TASK TO CARRY OUT
Exact reproduction of the data is required, with images excluded.

EXTRACTED ENTRIES

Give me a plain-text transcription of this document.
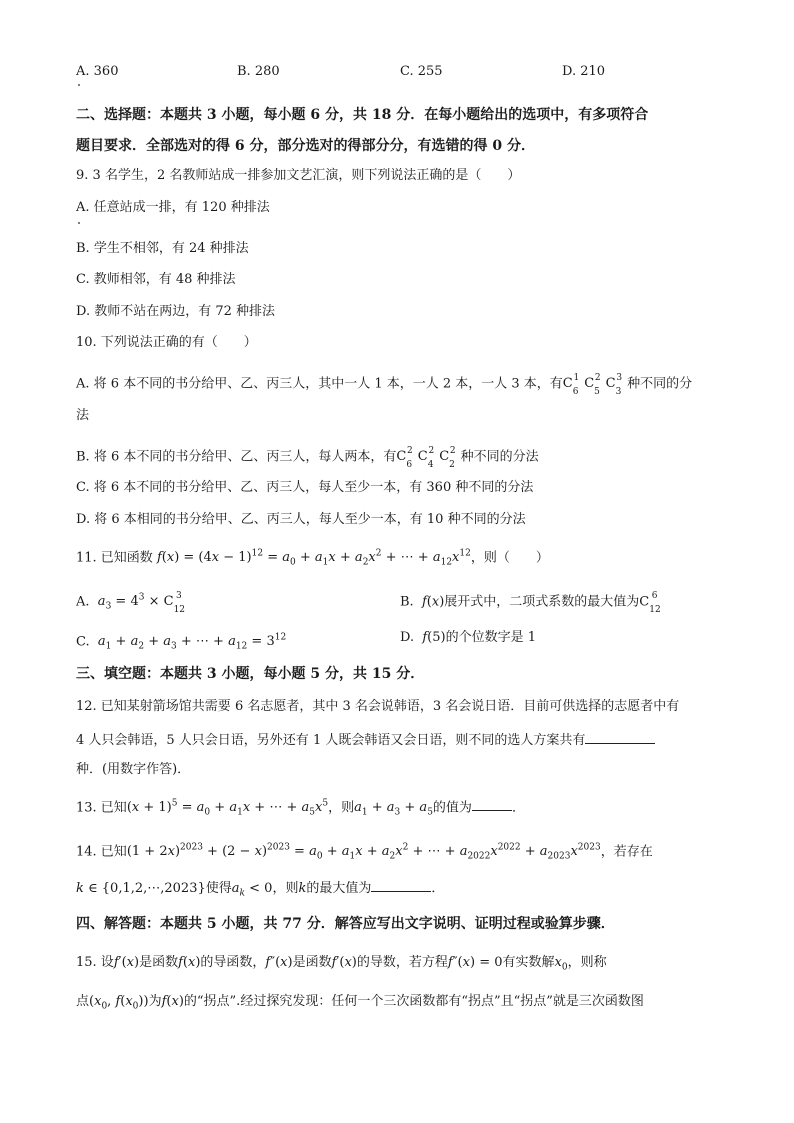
A. 360	B. 280	C. 255	D. 210
二、选择题：本题共 3 小题，每小题 6 分，共 18 分．在每小题给出的选项中，有多项符合
题目要求．全部选对的得 6 分，部分选对的得部分分，有选错的得 0 分．
9. 3 名学生，2 名教师站成一排参加文艺汇演，则下列说法正确的是（　　）
A. 任意站成一排，有 120 种排法
B. 学生不相邻，有 24 种排法
C. 教师相邻，有 48 种排法
D. 教师不站在两边，有 72 种排法
10. 下列说法正确的有（　　）
A. 将 6 本不同的书分给甲、乙、丙三人，其中一人 1 本，一人 2 本，一人 3 本，有$C_6^1$ $C_5^2$ $C_3^3$ 种不同的分
法
B. 将 6 本不同的书分给甲、乙、丙三人，每人两本，有$C_6^2$ $C_4^2$ $C_2^2$ 种不同的分法
C. 将 6 本不同的书分给甲、乙、丙三人，每人至少一本，有 360 种不同的分法
D. 将 6 本相同的书分给甲、乙、丙三人，每人至少一本，有 10 种不同的分法
11. 已知函数 $f(x) = (4x - 1)^{12} = a_0 + a_1x + a_2x^2$ + ⋯ + $a_{12}x^{12}$，则（　　）
A. $a_3 = 4^3 \times C_{12}^3$	B. f(x)展开式中，二项式系数的最大值为$C_{12}^6$
C. $a_1 + a_2 + a_3$ + ⋯ + $a_{12} = 3^{12}$	D. f(5)的个位数字是 1
三、填空题：本题共 3 小题，每小题 5 分，共 15 分．
12. 已知某射箭场馆共需要 6 名志愿者，其中 3 名会说韩语，3 名会说日语．目前可供选择的志愿者中有
4 人只会韩语，5 人只会日语，另外还有 1 人既会韩语又会日语，则不同的选人方案共有
种．(用数字作答)．
13. 已知$(x + 1)^5 = a_0 + a_1x$ + ⋯ + $a_5x^5$，则$a_1 + a_3 + a_5$的值为	．
14. 已知$(1 + 2x)^{2023} + (2 - x)^{2023} = a_0 + a_1x + a_2x^2$ + ⋯ + $a_{2022}x^{2022} + a_{2023}x^{2023}$，若存在
k ∈ {0,1,2,⋯,2023}使得$a_k < 0$，则k的最大值为	．
四、解答题：本题共 5 小题，共 77 分．解答应写出文字说明、证明过程或验算步骤．
15. 设f′(x)是函数f(x)的导函数，f″(x)是函数f′(x)的导数，若方程f″(x) = 0有实数解$x_0$，则称
点($x_0$, $f(x_0)$)为f(x)的“拐点”.经过探究发现：任何一个三次函数都有“拐点”且“拐点”就是三次函数图
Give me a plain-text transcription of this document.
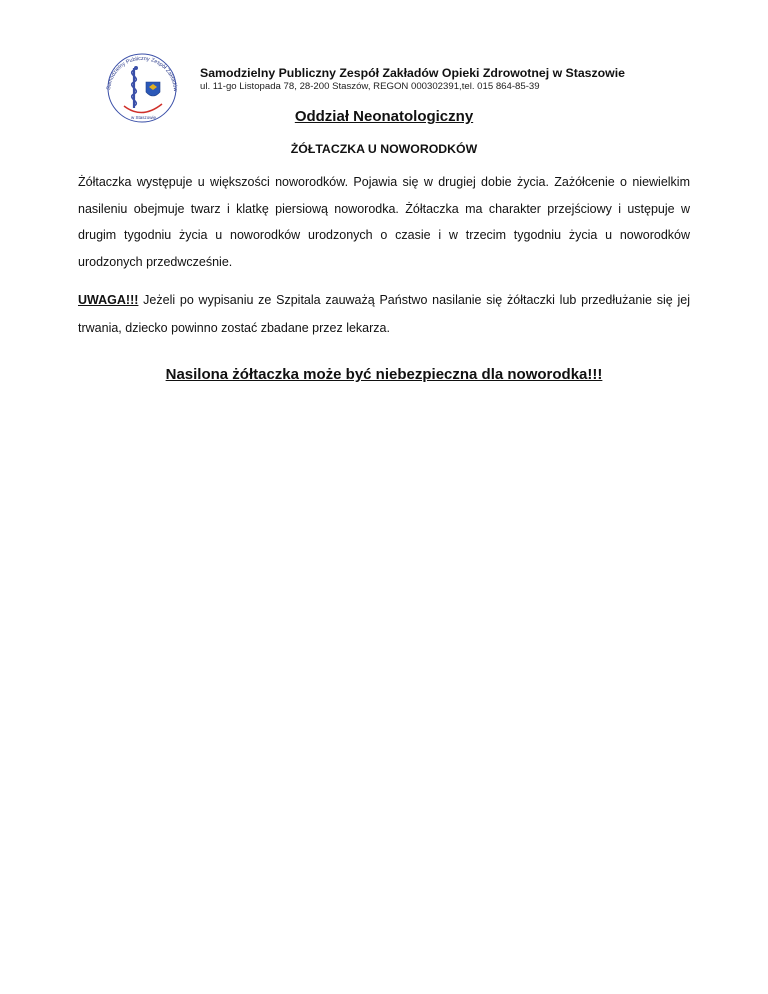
Samodzielny Publiczny Zespół Zakładów
w Staszowie
Samodzielny Publiczny Zespół Zakładów Opieki Zdrowotnej w Staszowie
ul. 11-go Listopada 78, 28-200 Staszów, REGON 000302391,tel. 015 864-85-39
Oddział Neonatologiczny
ŻÓŁTACZKA U NOWORODKÓW
Żółtaczka występuje u większości noworodków. Pojawia się w drugiej dobie życia. Zażółcenie o niewielkim nasileniu obejmuje twarz i klatkę piersiową noworodka. Żółtaczka ma charakter przejściowy i ustępuje w drugim tygodniu życia u noworodków urodzonych o czasie i w trzecim tygodniu życia u noworodków urodzonych przedwcześnie.
UWAGA!!! Jeżeli po wypisaniu ze Szpitala zauważą Państwo nasilanie się żółtaczki lub przedłużanie się jej trwania, dziecko powinno zostać zbadane przez lekarza.
Nasilona żółtaczka może być niebezpieczna dla noworodka!!!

FINAL RESULT
Give me a plain-text transcription of this document.
A. 360	B. 280	C. 255	D. 210
二、选择题：本题共 3 小题，每小题 6 分，共 18 分．在每小题给出的选项中，有多项符合
题目要求．全部选对的得 6 分，部分选对的得部分分，有选错的得 0 分．
9. 3 名学生，2 名教师站成一排参加文艺汇演，则下列说法正确的是（　　）
A. 任意站成一排，有 120 种排法
B. 学生不相邻，有 24 种排法
C. 教师相邻，有 48 种排法
D. 教师不站在两边，有 72 种排法
10. 下列说法正确的有（　　）
A. 将 6 本不同的书分给甲、乙、丙三人，其中一人 1 本，一人 2 本，一人 3 本，有$C_6^1$ $C_5^2$ $C_3^3$ 种不同的分
法
B. 将 6 本不同的书分给甲、乙、丙三人，每人两本，有$C_6^2$ $C_4^2$ $C_2^2$ 种不同的分法
C. 将 6 本不同的书分给甲、乙、丙三人，每人至少一本，有 360 种不同的分法
D. 将 6 本相同的书分给甲、乙、丙三人，每人至少一本，有 10 种不同的分法
11. 已知函数 $f(x) = (4x - 1)^{12} = a_0 + a_1x + a_2x^2$ + ⋯ + $a_{12}x^{12}$，则（　　）
A. $a_3 = 4^3 \times C_{12}^3$	B. f(x)展开式中，二项式系数的最大值为$C_{12}^6$
C. $a_1 + a_2 + a_3$ + ⋯ + $a_{12} = 3^{12}$	D. f(5)的个位数字是 1
三、填空题：本题共 3 小题，每小题 5 分，共 15 分．
12. 已知某射箭场馆共需要 6 名志愿者，其中 3 名会说韩语，3 名会说日语．目前可供选择的志愿者中有
4 人只会韩语，5 人只会日语，另外还有 1 人既会韩语又会日语，则不同的选人方案共有
种．(用数字作答)．
13. 已知$(x + 1)^5 = a_0 + a_1x$ + ⋯ + $a_5x^5$，则$a_1 + a_3 + a_5$的值为	．
14. 已知$(1 + 2x)^{2023} + (2 - x)^{2023} = a_0 + a_1x + a_2x^2$ + ⋯ + $a_{2022}x^{2022} + a_{2023}x^{2023}$，若存在
k ∈ {0,1,2,⋯,2023}使得$a_k < 0$，则k的最大值为	．
四、解答题：本题共 5 小题，共 77 分．解答应写出文字说明、证明过程或验算步骤．
15. 设f′(x)是函数f(x)的导函数，f″(x)是函数f′(x)的导数，若方程f″(x) = 0有实数解$x_0$，则称
点($x_0$, $f(x_0)$)为f(x)的“拐点”.经过探究发现：任何一个三次函数都有“拐点”且“拐点”就是三次函数图
Give me a plain-text transcription of this document.
Samodzielny Publiczny Zespół Zakładów
w Staszowie
Samodzielny Publiczny Zespół Zakładów Opieki Zdrowotnej w Staszowie
ul. 11-go Listopada 78, 28-200 Staszów, REGON 000302391,tel. 015 864-85-39
Oddział Neonatologiczny
ŻÓŁTACZKA U NOWORODKÓW
Żółtaczka występuje u większości noworodków. Pojawia się w drugiej dobie życia. Zażółcenie o niewielkim nasileniu obejmuje twarz i klatkę piersiową noworodka. Żółtaczka ma charakter przejściowy i ustępuje w drugim tygodniu życia u noworodków urodzonych o czasie i w trzecim tygodniu życia u noworodków urodzonych przedwcześnie.
UWAGA!!! Jeżeli po wypisaniu ze Szpitala zauważą Państwo nasilanie się żółtaczki lub przedłużanie się jej trwania, dziecko powinno zostać zbadane przez lekarza.
Nasilona żółtaczka może być niebezpieczna dla noworodka!!!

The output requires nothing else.